Data for the task »
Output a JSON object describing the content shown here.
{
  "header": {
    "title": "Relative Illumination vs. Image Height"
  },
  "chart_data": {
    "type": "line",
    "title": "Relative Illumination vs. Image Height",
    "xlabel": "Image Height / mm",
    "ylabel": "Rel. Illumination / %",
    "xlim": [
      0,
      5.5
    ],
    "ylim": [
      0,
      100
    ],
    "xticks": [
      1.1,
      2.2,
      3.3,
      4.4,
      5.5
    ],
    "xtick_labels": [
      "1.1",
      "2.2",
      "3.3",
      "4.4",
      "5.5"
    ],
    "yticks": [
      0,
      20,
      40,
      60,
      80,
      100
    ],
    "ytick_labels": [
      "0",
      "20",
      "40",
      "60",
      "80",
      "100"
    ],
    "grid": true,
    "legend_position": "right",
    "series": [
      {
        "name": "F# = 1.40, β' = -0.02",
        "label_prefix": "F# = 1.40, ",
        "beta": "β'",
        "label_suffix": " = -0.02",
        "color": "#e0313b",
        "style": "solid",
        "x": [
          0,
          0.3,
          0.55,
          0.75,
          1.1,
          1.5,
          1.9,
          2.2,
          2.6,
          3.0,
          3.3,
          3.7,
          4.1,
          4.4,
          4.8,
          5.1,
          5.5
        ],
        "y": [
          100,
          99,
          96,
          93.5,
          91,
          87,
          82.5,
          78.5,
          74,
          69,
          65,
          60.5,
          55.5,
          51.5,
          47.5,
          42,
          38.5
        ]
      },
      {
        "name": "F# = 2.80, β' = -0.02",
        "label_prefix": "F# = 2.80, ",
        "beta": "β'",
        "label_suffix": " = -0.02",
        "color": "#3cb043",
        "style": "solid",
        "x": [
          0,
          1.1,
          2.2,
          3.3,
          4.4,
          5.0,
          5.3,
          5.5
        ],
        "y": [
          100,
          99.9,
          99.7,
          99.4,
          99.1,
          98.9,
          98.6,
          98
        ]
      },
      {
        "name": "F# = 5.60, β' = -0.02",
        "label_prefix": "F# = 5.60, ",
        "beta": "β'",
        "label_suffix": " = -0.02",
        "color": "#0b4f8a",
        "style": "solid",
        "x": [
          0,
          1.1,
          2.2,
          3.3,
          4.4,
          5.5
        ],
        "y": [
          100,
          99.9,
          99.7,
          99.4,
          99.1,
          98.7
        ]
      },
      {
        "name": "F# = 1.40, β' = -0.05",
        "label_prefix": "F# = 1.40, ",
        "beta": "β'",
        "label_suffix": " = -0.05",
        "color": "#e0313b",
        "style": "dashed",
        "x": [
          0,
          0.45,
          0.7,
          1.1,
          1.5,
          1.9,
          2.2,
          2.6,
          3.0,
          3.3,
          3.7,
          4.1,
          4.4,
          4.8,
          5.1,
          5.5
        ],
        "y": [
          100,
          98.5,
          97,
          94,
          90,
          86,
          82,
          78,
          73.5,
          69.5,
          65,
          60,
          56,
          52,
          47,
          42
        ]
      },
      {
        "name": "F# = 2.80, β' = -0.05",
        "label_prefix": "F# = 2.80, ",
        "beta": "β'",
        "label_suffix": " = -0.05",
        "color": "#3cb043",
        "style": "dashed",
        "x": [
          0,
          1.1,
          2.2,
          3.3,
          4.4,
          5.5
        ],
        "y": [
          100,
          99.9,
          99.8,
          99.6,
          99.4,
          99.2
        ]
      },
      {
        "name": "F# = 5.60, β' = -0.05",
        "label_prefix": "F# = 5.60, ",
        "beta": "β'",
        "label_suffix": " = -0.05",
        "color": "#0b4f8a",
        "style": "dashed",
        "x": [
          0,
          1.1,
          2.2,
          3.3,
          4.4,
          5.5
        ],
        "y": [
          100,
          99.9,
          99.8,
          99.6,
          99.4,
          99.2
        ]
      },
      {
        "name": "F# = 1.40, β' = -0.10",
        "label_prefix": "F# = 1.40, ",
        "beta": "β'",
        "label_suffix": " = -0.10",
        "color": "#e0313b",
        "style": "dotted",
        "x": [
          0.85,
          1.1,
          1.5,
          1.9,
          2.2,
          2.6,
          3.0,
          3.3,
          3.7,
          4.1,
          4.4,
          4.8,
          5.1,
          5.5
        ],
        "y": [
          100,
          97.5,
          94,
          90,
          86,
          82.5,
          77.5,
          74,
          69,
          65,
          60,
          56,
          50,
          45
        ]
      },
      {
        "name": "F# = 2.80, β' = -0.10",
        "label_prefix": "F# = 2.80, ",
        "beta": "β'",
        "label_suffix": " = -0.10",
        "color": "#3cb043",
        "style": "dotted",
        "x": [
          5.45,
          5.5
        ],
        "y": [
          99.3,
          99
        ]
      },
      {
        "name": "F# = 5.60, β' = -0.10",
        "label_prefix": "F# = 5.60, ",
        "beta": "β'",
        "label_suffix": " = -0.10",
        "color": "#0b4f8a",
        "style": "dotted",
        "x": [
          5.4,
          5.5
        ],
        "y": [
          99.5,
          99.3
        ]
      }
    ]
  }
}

What the exercise asks » Copy out each record exactly as given, omitting none.

Solution »
Output a JSON object describing the content shown here.
{
  "header": {
    "title": "Relative Illumination vs. Image Height"
  },
  "chart_data": {
    "type": "line",
    "title": "Relative Illumination vs. Image Height",
    "xlabel": "Image Height / mm",
    "ylabel": "Rel. Illumination / %",
    "xlim": [
      0,
      5.5
    ],
    "ylim": [
      0,
      100
    ],
    "xticks": [
      1.1,
      2.2,
      3.3,
      4.4,
      5.5
    ],
    "xtick_labels": [
      "1.1",
      "2.2",
      "3.3",
      "4.4",
      "5.5"
    ],
    "yticks": [
      0,
      20,
      40,
      60,
      80,
      100
    ],
    "ytick_labels": [
      "0",
      "20",
      "40",
      "60",
      "80",
      "100"
    ],
    "grid": true,
    "legend_position": "right",
    "series": [
      {
        "name": "F# = 1.40, β' = -0.02",
        "label_prefix": "F# = 1.40, ",
        "beta": "β'",
        "label_suffix": " = -0.02",
        "color": "#e0313b",
        "style": "solid",
        "x": [
          0,
          0.3,
          0.55,
          0.75,
          1.1,
          1.5,
          1.9,
          2.2,
          2.6,
          3.0,
          3.3,
          3.7,
          4.1,
          4.4,
          4.8,
          5.1,
          5.5
        ],
        "y": [
          100,
          99,
          96,
          93.5,
          91,
          87,
          82.5,
          78.5,
          74,
          69,
          65,
          60.5,
          55.5,
          51.5,
          47.5,
          42,
          38.5
        ]
      },
      {
        "name": "F# = 2.80, β' = -0.02",
        "label_prefix": "F# = 2.80, ",
        "beta": "β'",
        "label_suffix": " = -0.02",
        "color": "#3cb043",
        "style": "solid",
        "x": [
          0,
          1.1,
          2.2,
          3.3,
          4.4,
          5.0,
          5.3,
          5.5
        ],
        "y": [
          100,
          99.9,
          99.7,
          99.4,
          99.1,
          98.9,
          98.6,
          98
        ]
      },
      {
        "name": "F# = 5.60, β' = -0.02",
        "label_prefix": "F# = 5.60, ",
        "beta": "β'",
        "label_suffix": " = -0.02",
        "color": "#0b4f8a",
        "style": "solid",
        "x": [
          0,
          1.1,
          2.2,
          3.3,
          4.4,
          5.5
        ],
        "y": [
          100,
          99.9,
          99.7,
          99.4,
          99.1,
          98.7
        ]
      },
      {
        "name": "F# = 1.40, β' = -0.05",
        "label_prefix": "F# = 1.40, ",
        "beta": "β'",
        "label_suffix": " = -0.05",
        "color": "#e0313b",
        "style": "dashed",
        "x": [
          0,
          0.45,
          0.7,
          1.1,
          1.5,
          1.9,
          2.2,
          2.6,
          3.0,
          3.3,
          3.7,
          4.1,
          4.4,
          4.8,
          5.1,
          5.5
        ],
        "y": [
          100,
          98.5,
          97,
          94,
          90,
          86,
          82,
          78,
          73.5,
          69.5,
          65,
          60,
          56,
          52,
          47,
          42
        ]
      },
      {
        "name": "F# = 2.80, β' = -0.05",
        "label_prefix": "F# = 2.80, ",
        "beta": "β'",
        "label_suffix": " = -0.05",
        "color": "#3cb043",
        "style": "dashed",
        "x": [
          0,
          1.1,
          2.2,
          3.3,
          4.4,
          5.5
        ],
        "y": [
          100,
          99.9,
          99.8,
          99.6,
          99.4,
          99.2
        ]
      },
      {
        "name": "F# = 5.60, β' = -0.05",
        "label_prefix": "F# = 5.60, ",
        "beta": "β'",
        "label_suffix": " = -0.05",
        "color": "#0b4f8a",
        "style": "dashed",
        "x": [
          0,
          1.1,
          2.2,
          3.3,
          4.4,
          5.5
        ],
        "y": [
          100,
          99.9,
          99.8,
          99.6,
          99.4,
          99.2
        ]
      },
      {
        "name": "F# = 1.40, β' = -0.10",
        "label_prefix": "F# = 1.40, ",
        "beta": "β'",
        "label_suffix": " = -0.10",
        "color": "#e0313b",
        "style": "dotted",
        "x": [
          0.85,
          1.1,
          1.5,
          1.9,
          2.2,
          2.6,
          3.0,
          3.3,
          3.7,
          4.1,
          4.4,
          4.8,
          5.1,
          5.5
        ],
        "y": [
          100,
          97.5,
          94,
          90,
          86,
          82.5,
          77.5,
          74,
          69,
          65,
          60,
          56,
          50,
          45
        ]
      },
      {
        "name": "F# = 2.80, β' = -0.10",
        "label_prefix": "F# = 2.80, ",
        "beta": "β'",
        "label_suffix": " = -0.10",
        "color": "#3cb043",
        "style": "dotted",
        "x": [
          5.45,
          5.5
        ],
        "y": [
          99.3,
          99
        ]
      },
      {
        "name": "F# = 5.60, β' = -0.10",
        "label_prefix": "F# = 5.60, ",
        "beta": "β'",
        "label_suffix": " = -0.10",
        "color": "#0b4f8a",
        "style": "dotted",
        "x": [
          5.4,
          5.5
        ],
        "y": [
          99.5,
          99.3
        ]
      }
    ]
  }
}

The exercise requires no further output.